THE TASK:
Copy all records verbatim.

SUPPLIED MATERIAL:

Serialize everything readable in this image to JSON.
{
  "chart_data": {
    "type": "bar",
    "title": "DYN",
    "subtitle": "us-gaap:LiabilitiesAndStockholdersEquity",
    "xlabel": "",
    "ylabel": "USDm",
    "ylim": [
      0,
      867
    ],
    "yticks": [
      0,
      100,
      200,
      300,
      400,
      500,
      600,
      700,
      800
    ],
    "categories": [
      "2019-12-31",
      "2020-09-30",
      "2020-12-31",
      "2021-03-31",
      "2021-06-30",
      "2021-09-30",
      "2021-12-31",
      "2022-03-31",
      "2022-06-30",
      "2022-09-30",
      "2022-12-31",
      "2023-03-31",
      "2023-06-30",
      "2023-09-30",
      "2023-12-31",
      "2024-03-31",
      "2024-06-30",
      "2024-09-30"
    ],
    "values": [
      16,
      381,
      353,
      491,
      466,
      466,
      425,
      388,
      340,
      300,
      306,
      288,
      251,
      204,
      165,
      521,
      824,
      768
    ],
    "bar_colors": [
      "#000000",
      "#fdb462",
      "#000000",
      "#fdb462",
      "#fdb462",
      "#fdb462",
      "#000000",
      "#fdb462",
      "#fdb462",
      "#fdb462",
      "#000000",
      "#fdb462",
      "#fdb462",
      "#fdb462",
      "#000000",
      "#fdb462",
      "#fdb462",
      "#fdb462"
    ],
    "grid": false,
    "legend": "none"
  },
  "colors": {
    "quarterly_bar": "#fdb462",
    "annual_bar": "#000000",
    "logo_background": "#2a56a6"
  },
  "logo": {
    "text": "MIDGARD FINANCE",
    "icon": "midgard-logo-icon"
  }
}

FINAL ANSWER:
Serialize everything readable in this image to JSON.
{
  "chart_data": {
    "type": "bar",
    "title": "DYN",
    "subtitle": "us-gaap:LiabilitiesAndStockholdersEquity",
    "xlabel": "",
    "ylabel": "USDm",
    "ylim": [
      0,
      867
    ],
    "yticks": [
      0,
      100,
      200,
      300,
      400,
      500,
      600,
      700,
      800
    ],
    "categories": [
      "2019-12-31",
      "2020-09-30",
      "2020-12-31",
      "2021-03-31",
      "2021-06-30",
      "2021-09-30",
      "2021-12-31",
      "2022-03-31",
      "2022-06-30",
      "2022-09-30",
      "2022-12-31",
      "2023-03-31",
      "2023-06-30",
      "2023-09-30",
      "2023-12-31",
      "2024-03-31",
      "2024-06-30",
      "2024-09-30"
    ],
    "values": [
      16,
      381,
      353,
      491,
      466,
      466,
      425,
      388,
      340,
      300,
      306,
      288,
      251,
      204,
      165,
      521,
      824,
      768
    ],
    "bar_colors": [
      "#000000",
      "#fdb462",
      "#000000",
      "#fdb462",
      "#fdb462",
      "#fdb462",
      "#000000",
      "#fdb462",
      "#fdb462",
      "#fdb462",
      "#000000",
      "#fdb462",
      "#fdb462",
      "#fdb462",
      "#000000",
      "#fdb462",
      "#fdb462",
      "#fdb462"
    ],
    "grid": false,
    "legend": "none"
  },
  "colors": {
    "quarterly_bar": "#fdb462",
    "annual_bar": "#000000",
    "logo_background": "#2a56a6"
  },
  "logo": {
    "text": "MIDGARD FINANCE",
    "icon": "midgard-logo-icon"
  }
}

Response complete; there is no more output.